------ Records for the task ------
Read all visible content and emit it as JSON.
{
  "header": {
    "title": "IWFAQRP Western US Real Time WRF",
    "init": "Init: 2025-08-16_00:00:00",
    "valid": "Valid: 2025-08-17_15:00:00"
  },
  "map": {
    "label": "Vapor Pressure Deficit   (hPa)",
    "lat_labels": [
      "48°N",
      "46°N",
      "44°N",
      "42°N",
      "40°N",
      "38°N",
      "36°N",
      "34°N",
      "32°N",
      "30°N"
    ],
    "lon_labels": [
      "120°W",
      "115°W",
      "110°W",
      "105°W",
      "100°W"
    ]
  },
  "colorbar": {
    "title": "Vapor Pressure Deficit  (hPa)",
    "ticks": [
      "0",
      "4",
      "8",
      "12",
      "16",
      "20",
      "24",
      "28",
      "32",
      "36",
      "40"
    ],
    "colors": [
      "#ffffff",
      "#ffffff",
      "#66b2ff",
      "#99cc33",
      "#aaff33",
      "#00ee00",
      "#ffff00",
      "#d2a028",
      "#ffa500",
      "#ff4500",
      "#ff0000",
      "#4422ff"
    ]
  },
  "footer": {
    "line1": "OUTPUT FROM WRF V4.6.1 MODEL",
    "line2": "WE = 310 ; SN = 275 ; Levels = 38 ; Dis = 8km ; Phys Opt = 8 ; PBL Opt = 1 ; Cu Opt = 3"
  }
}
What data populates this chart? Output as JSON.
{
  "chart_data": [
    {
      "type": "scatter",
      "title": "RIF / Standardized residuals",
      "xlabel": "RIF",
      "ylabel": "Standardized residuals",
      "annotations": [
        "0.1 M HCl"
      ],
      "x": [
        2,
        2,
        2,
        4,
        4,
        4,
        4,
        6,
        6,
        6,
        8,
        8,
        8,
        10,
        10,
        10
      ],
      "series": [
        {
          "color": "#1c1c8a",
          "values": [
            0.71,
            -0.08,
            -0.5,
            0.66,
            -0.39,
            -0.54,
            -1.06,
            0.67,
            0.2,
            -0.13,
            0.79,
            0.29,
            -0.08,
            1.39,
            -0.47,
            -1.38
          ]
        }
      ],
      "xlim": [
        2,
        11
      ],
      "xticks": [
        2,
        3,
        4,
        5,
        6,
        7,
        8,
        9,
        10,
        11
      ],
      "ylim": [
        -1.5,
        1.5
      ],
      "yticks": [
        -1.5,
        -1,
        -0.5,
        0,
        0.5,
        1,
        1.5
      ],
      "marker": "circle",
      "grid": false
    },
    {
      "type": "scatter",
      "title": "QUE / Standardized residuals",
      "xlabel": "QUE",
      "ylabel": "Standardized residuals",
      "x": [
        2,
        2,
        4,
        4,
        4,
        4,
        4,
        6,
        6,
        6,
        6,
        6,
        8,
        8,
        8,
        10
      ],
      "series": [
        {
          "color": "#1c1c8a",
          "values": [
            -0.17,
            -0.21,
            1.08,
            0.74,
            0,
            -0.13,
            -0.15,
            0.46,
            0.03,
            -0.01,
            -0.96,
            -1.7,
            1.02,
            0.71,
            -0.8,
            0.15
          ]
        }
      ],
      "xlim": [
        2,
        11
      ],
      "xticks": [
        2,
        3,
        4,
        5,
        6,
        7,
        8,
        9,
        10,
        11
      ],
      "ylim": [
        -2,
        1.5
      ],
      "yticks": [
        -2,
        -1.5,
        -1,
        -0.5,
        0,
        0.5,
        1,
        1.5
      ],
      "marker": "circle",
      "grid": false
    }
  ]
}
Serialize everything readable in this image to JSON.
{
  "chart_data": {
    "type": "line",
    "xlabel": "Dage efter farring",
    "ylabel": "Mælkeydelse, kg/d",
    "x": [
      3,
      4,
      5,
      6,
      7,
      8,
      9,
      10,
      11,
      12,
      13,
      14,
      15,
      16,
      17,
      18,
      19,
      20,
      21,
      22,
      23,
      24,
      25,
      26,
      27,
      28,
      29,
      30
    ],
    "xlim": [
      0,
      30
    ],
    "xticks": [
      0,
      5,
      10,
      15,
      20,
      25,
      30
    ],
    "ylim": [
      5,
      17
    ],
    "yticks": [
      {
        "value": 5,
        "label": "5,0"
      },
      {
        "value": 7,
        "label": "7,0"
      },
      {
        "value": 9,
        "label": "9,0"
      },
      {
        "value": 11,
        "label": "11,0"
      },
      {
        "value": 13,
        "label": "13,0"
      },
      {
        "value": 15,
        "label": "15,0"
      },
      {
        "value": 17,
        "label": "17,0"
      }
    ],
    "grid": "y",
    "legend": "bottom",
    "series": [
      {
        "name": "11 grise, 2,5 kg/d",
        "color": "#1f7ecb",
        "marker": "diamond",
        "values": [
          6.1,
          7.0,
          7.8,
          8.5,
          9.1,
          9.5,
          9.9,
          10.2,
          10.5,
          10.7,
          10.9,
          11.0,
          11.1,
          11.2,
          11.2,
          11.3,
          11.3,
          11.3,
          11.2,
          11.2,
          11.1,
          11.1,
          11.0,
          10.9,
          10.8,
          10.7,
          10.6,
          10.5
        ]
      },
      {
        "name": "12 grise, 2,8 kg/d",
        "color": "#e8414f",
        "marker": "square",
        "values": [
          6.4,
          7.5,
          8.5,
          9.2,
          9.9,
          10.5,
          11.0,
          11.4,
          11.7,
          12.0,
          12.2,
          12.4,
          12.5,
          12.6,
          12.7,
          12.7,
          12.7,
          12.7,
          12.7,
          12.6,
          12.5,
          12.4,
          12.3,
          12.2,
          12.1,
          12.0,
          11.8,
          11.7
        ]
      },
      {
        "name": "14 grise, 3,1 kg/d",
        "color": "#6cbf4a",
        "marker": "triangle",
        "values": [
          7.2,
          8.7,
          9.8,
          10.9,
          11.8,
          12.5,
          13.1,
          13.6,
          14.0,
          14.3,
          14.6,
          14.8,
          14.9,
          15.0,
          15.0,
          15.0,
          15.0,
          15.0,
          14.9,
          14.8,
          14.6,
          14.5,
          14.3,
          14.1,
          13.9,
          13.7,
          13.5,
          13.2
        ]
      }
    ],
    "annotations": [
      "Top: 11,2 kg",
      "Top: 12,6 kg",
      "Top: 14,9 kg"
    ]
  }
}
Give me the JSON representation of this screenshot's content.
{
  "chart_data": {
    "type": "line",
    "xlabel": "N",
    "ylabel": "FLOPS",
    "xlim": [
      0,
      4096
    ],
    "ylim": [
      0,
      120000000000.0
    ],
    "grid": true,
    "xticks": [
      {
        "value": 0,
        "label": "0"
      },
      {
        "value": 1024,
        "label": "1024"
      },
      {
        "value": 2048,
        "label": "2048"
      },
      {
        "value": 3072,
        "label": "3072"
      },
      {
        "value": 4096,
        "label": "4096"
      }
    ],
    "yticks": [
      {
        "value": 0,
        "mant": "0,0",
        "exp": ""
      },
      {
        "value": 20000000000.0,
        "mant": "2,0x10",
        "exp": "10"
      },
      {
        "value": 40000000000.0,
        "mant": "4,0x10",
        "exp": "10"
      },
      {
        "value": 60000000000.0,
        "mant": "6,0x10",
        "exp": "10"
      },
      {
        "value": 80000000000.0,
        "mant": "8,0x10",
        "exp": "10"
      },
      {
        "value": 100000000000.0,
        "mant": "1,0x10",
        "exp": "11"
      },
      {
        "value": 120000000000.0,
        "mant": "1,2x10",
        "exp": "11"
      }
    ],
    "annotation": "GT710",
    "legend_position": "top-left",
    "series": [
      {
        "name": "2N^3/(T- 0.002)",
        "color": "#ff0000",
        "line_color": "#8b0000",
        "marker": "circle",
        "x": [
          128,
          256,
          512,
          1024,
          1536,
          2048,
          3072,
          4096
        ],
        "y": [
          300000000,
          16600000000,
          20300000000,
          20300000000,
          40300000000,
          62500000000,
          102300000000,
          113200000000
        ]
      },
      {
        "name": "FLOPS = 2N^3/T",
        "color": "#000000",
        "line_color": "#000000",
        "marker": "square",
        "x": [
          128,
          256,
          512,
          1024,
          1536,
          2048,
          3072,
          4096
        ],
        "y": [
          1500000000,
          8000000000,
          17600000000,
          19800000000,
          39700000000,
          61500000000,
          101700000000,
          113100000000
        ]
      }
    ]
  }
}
------
The task
State how many lines hold the word "grise". The number is the whole answer.

Final answer
3